- Written request -
Extract, verbatim, all lines starting at the one containing "What does this" and ending with the final line of the listing, and no others.

-------- Given data --------

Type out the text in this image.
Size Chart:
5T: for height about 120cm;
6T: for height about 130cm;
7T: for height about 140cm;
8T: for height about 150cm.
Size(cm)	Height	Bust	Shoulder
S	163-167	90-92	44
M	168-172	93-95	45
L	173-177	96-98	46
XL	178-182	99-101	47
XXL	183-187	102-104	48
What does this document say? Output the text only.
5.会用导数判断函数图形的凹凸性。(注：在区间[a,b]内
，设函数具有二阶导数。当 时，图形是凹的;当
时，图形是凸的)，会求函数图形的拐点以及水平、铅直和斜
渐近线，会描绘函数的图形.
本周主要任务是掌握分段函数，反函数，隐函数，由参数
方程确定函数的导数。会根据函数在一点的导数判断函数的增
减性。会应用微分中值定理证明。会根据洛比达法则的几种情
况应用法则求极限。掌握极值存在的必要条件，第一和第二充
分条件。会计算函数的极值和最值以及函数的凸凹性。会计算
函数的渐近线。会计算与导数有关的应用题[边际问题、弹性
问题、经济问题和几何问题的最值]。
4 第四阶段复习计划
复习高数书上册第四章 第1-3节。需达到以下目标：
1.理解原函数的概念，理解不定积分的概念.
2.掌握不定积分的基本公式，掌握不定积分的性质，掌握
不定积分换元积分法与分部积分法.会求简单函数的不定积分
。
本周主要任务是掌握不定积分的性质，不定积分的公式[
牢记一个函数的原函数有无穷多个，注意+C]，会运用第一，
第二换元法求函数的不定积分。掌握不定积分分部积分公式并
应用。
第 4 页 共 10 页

--------

- Complete answer -
What does this document say? Output the text only.
5.会用导数判断函数图形的凹凸性。(注：在区间[a,b]内
，设函数具有二阶导数。当 时，图形是凹的;当
时，图形是凸的)，会求函数图形的拐点以及水平、铅直和斜
渐近线，会描绘函数的图形.
本周主要任务是掌握分段函数，反函数，隐函数，由参数
方程确定函数的导数。会根据函数在一点的导数判断函数的增
减性。会应用微分中值定理证明。会根据洛比达法则的几种情
况应用法则求极限。掌握极值存在的必要条件，第一和第二充
分条件。会计算函数的极值和最值以及函数的凸凹性。会计算
函数的渐近线。会计算与导数有关的应用题[边际问题、弹性
问题、经济问题和几何问题的最值]。
4 第四阶段复习计划
复习高数书上册第四章 第1-3节。需达到以下目标：
1.理解原函数的概念，理解不定积分的概念.
2.掌握不定积分的基本公式，掌握不定积分的性质，掌握
不定积分换元积分法与分部积分法.会求简单函数的不定积分
。
本周主要任务是掌握不定积分的性质，不定积分的公式[
牢记一个函数的原函数有无穷多个，注意+C]，会运用第一，
第二换元法求函数的不定积分。掌握不定积分分部积分公式并
应用。
第 4 页 共 10 页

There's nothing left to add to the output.